Exercise objective
Present each line of the entries below as a numbered list, leaving out any blank lines.
··· Data for the task
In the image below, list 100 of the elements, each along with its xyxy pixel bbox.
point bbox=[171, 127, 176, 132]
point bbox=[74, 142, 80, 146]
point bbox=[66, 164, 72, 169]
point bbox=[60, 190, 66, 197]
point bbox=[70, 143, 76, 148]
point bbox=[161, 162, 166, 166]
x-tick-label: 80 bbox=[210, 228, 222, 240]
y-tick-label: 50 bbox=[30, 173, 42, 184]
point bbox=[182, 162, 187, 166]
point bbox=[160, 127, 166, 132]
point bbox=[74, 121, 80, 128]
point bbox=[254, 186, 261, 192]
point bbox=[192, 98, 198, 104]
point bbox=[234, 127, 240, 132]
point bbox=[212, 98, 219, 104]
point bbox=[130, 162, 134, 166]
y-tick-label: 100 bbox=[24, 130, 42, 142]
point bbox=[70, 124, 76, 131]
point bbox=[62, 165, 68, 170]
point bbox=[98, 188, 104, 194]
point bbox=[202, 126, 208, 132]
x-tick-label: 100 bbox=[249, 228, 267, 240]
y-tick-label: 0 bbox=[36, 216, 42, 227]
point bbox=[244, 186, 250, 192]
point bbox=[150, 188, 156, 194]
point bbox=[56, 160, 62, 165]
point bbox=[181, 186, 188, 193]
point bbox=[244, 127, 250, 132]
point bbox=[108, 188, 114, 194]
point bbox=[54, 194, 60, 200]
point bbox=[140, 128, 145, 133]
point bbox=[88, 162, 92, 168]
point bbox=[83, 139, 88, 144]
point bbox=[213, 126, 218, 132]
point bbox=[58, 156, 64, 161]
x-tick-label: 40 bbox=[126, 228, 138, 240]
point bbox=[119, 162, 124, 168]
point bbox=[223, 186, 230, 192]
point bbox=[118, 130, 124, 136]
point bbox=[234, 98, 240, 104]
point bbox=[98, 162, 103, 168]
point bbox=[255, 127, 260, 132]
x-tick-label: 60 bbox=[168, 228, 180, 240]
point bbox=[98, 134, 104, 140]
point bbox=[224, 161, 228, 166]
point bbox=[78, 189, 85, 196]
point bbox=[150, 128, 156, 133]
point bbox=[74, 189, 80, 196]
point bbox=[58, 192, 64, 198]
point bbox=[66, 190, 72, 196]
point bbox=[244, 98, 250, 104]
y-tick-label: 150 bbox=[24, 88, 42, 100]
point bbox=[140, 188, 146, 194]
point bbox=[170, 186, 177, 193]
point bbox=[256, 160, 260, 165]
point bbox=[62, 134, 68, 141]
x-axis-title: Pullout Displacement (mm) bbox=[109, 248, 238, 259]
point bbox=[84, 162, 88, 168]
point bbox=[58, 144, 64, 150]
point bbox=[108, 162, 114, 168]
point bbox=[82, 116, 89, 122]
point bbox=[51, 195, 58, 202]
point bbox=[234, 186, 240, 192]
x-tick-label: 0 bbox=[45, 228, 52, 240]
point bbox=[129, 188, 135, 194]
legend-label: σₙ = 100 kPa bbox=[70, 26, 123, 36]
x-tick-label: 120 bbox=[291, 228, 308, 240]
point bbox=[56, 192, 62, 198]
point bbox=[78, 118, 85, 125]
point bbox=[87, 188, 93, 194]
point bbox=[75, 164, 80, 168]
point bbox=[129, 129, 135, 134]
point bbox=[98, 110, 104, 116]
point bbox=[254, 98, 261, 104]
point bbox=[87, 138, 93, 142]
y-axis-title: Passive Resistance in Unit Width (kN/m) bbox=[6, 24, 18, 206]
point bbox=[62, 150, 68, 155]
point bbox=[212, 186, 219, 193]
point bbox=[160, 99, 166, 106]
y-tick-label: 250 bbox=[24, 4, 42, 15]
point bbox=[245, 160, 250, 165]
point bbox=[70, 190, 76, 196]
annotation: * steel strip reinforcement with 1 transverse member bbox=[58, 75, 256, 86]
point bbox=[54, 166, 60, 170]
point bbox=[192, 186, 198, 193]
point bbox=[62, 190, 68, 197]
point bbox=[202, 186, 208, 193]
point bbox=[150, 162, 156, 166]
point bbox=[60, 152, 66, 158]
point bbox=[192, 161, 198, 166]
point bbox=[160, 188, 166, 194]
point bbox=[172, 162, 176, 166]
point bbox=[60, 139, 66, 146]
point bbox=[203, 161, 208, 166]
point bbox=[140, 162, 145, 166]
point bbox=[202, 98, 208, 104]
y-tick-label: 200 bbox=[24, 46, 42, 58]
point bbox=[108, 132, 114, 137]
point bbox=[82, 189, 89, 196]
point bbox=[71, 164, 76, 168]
······
Task solution
1. In the image below, list 100 of the elements, each along with its xyxy pixel bbox.
2. point bbox=[171, 127, 176, 132]
3. point bbox=[74, 142, 80, 146]
4. point bbox=[66, 164, 72, 169]
5. point bbox=[60, 190, 66, 197]
6. point bbox=[70, 143, 76, 148]
7. point bbox=[161, 162, 166, 166]
8. x-tick-label: 80 bbox=[210, 228, 222, 240]
9. y-tick-label: 50 bbox=[30, 173, 42, 184]
10. point bbox=[182, 162, 187, 166]
11. point bbox=[160, 127, 166, 132]
12. point bbox=[74, 121, 80, 128]
13. point bbox=[254, 186, 261, 192]
14. point bbox=[192, 98, 198, 104]
15. point bbox=[234, 127, 240, 132]
16. point bbox=[212, 98, 219, 104]
17. point bbox=[130, 162, 134, 166]
18. y-tick-label: 100 bbox=[24, 130, 42, 142]
19. point bbox=[70, 124, 76, 131]
20. point bbox=[62, 165, 68, 170]
21. point bbox=[98, 188, 104, 194]
22. point bbox=[202, 126, 208, 132]
23. x-tick-label: 100 bbox=[249, 228, 267, 240]
24. y-tick-label: 0 bbox=[36, 216, 42, 227]
25. point bbox=[244, 186, 250, 192]
26. point bbox=[150, 188, 156, 194]
27. point bbox=[56, 160, 62, 165]
28. point bbox=[181, 186, 188, 193]
29. point bbox=[244, 127, 250, 132]
30. point bbox=[108, 188, 114, 194]
31. point bbox=[54, 194, 60, 200]
32. point bbox=[140, 128, 145, 133]
33. point bbox=[88, 162, 92, 168]
34. point bbox=[83, 139, 88, 144]
35. point bbox=[213, 126, 218, 132]
36. point bbox=[58, 156, 64, 161]
37. x-tick-label: 40 bbox=[126, 228, 138, 240]
38. point bbox=[119, 162, 124, 168]
39. point bbox=[223, 186, 230, 192]
40. point bbox=[118, 130, 124, 136]
41. point bbox=[234, 98, 240, 104]
42. point bbox=[98, 162, 103, 168]
43. point bbox=[255, 127, 260, 132]
44. x-tick-label: 60 bbox=[168, 228, 180, 240]
45. point bbox=[98, 134, 104, 140]
46. point bbox=[224, 161, 228, 166]
47. point bbox=[78, 189, 85, 196]
48. point bbox=[150, 128, 156, 133]
49. point bbox=[74, 189, 80, 196]
50. point bbox=[58, 192, 64, 198]
51. point bbox=[66, 190, 72, 196]
52. point bbox=[244, 98, 250, 104]
53. y-tick-label: 150 bbox=[24, 88, 42, 100]
54. point bbox=[140, 188, 146, 194]
55. point bbox=[170, 186, 177, 193]
56. point bbox=[256, 160, 260, 165]
57. point bbox=[62, 134, 68, 141]
58. x-axis-title: Pullout Displacement (mm) bbox=[109, 248, 238, 259]
59. point bbox=[84, 162, 88, 168]
60. point bbox=[58, 144, 64, 150]
61. point bbox=[108, 162, 114, 168]
62. point bbox=[82, 116, 89, 122]
63. point bbox=[51, 195, 58, 202]
64. point bbox=[234, 186, 240, 192]
65. x-tick-label: 0 bbox=[45, 228, 52, 240]
66. point bbox=[129, 188, 135, 194]
67. legend-label: σₙ = 100 kPa bbox=[70, 26, 123, 36]
68. x-tick-label: 120 bbox=[291, 228, 308, 240]
69. point bbox=[56, 192, 62, 198]
70. point bbox=[78, 118, 85, 125]
71. point bbox=[87, 188, 93, 194]
72. point bbox=[75, 164, 80, 168]
73. point bbox=[129, 129, 135, 134]
74. point bbox=[98, 110, 104, 116]
75. point bbox=[254, 98, 261, 104]
76. point bbox=[87, 138, 93, 142]
77. y-axis-title: Passive Resistance in Unit Width (kN/m) bbox=[6, 24, 18, 206]
78. point bbox=[62, 150, 68, 155]
79. point bbox=[212, 186, 219, 193]
80. point bbox=[160, 99, 166, 106]
81. y-tick-label: 250 bbox=[24, 4, 42, 15]
82. point bbox=[245, 160, 250, 165]
83. point bbox=[70, 190, 76, 196]
84. annotation: * steel strip reinforcement with 1 transverse member bbox=[58, 75, 256, 86]
85. point bbox=[54, 166, 60, 170]
86. point bbox=[192, 186, 198, 193]
87. point bbox=[62, 190, 68, 197]
88. point bbox=[202, 186, 208, 193]
89. point bbox=[150, 162, 156, 166]
90. point bbox=[60, 152, 66, 158]
91. point bbox=[192, 161, 198, 166]
92. point bbox=[160, 188, 166, 194]
93. point bbox=[172, 162, 176, 166]
94. point bbox=[60, 139, 66, 146]
95. point bbox=[203, 161, 208, 166]
96. point bbox=[140, 162, 145, 166]
97. point bbox=[202, 98, 208, 104]
98. y-tick-label: 200 bbox=[24, 46, 42, 58]
99. point bbox=[108, 132, 114, 137]
100. point bbox=[82, 189, 89, 196]
101. point bbox=[71, 164, 76, 168]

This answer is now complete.